Dataset items

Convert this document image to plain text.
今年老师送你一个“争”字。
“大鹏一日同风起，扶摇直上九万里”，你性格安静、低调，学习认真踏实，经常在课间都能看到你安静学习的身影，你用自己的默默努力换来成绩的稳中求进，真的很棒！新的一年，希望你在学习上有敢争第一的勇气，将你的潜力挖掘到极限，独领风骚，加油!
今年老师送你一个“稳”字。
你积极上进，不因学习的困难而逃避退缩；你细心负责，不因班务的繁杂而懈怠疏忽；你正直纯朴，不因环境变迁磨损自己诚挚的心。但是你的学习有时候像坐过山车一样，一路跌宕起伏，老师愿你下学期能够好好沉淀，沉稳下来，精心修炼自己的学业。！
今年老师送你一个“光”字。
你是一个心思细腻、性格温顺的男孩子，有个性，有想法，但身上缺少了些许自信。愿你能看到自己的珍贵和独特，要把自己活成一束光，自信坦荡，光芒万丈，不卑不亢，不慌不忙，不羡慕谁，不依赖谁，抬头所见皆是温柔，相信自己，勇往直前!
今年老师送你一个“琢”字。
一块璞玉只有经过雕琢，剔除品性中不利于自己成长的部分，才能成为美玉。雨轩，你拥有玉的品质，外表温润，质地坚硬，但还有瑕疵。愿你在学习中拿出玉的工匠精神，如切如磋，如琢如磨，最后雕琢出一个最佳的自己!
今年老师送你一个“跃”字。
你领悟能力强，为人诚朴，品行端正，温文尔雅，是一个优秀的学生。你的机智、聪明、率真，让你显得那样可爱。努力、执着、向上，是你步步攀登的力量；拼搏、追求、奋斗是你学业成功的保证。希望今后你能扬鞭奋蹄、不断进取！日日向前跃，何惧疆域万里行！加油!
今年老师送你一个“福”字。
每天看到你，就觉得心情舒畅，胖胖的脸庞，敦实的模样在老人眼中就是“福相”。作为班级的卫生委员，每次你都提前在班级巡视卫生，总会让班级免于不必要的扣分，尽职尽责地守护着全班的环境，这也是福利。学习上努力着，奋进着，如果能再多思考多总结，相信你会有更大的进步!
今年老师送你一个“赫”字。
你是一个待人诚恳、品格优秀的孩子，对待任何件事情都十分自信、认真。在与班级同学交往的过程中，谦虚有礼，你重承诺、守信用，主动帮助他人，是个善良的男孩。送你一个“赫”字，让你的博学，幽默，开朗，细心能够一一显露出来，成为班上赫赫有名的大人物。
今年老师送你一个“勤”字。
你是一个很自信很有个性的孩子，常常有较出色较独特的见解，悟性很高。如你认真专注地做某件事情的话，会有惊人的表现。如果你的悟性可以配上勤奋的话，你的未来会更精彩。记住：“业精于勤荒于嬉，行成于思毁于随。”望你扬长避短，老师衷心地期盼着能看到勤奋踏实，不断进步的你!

--

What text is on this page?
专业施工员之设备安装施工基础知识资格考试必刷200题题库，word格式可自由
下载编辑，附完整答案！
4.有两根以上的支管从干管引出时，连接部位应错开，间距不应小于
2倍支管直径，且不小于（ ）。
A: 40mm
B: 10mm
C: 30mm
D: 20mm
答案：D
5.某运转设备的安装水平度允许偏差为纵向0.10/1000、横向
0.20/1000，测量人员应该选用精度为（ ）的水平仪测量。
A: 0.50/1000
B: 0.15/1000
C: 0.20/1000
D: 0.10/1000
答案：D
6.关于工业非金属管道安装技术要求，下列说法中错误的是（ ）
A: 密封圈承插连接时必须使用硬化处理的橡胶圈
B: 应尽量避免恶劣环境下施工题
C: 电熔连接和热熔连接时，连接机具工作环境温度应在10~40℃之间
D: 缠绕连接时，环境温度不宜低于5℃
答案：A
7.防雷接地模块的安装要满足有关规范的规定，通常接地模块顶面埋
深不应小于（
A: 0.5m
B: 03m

--

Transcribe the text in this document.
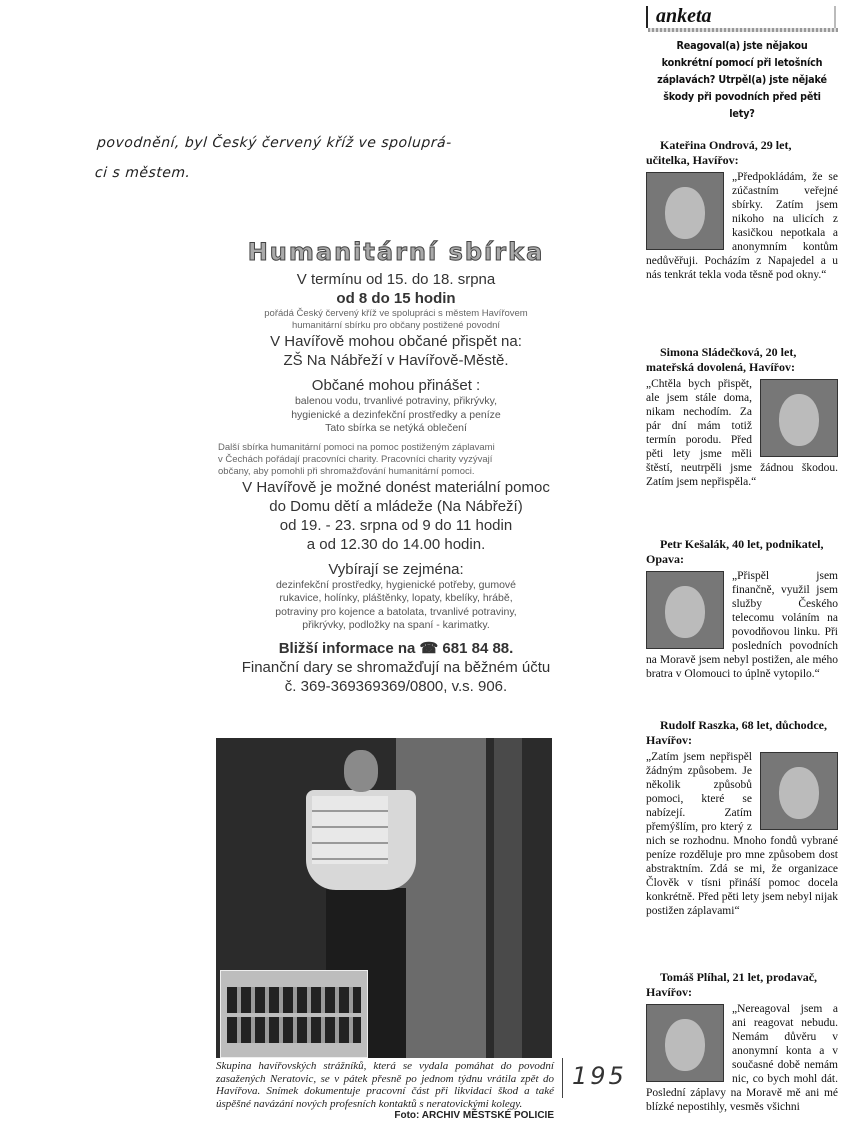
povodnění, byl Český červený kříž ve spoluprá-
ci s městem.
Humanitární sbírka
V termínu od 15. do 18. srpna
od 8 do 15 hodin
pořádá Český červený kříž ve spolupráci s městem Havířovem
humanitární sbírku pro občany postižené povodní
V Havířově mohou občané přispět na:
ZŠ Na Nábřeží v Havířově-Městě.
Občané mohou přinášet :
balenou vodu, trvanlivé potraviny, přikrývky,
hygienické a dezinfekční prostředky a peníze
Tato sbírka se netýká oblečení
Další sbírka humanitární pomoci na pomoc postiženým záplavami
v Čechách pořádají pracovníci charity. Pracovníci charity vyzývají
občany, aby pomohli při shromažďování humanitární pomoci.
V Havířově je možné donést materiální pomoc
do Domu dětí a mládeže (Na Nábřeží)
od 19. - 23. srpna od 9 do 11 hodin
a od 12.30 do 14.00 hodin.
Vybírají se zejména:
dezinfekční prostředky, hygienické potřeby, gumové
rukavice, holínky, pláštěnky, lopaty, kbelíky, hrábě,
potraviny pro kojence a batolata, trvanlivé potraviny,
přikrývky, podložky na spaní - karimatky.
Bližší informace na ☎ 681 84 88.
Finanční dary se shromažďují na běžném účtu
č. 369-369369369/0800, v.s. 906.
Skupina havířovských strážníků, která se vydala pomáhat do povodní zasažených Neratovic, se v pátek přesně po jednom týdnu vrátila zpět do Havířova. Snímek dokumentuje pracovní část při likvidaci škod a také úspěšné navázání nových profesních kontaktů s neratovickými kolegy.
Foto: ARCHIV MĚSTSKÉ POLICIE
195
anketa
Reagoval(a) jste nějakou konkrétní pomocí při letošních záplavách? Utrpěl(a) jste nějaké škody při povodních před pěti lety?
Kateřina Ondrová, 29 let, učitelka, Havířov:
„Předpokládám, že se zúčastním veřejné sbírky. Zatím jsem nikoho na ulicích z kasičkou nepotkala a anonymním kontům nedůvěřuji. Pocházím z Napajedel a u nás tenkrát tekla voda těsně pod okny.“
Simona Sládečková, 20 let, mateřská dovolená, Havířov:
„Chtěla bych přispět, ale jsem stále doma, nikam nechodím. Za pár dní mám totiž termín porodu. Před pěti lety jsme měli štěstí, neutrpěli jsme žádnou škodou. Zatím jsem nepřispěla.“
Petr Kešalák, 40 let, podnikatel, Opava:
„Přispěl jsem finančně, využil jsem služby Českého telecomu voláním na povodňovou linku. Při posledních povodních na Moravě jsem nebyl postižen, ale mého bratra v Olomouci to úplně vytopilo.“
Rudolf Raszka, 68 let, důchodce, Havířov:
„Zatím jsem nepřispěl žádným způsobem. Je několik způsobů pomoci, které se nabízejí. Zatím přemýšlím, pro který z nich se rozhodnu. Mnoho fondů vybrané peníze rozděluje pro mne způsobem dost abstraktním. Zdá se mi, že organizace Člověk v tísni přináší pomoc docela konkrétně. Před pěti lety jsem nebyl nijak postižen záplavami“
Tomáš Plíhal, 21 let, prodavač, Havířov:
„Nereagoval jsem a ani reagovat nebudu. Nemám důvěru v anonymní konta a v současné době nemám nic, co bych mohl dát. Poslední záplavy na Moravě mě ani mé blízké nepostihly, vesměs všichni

• GIVEN INSTRUCTION: Copy out each line in the preceding records that contains "hygienické".

• EXERCISE RESULT:
hygienické a dezinfekční prostředky a peníze
dezinfekční prostředky, hygienické potřeby, gumové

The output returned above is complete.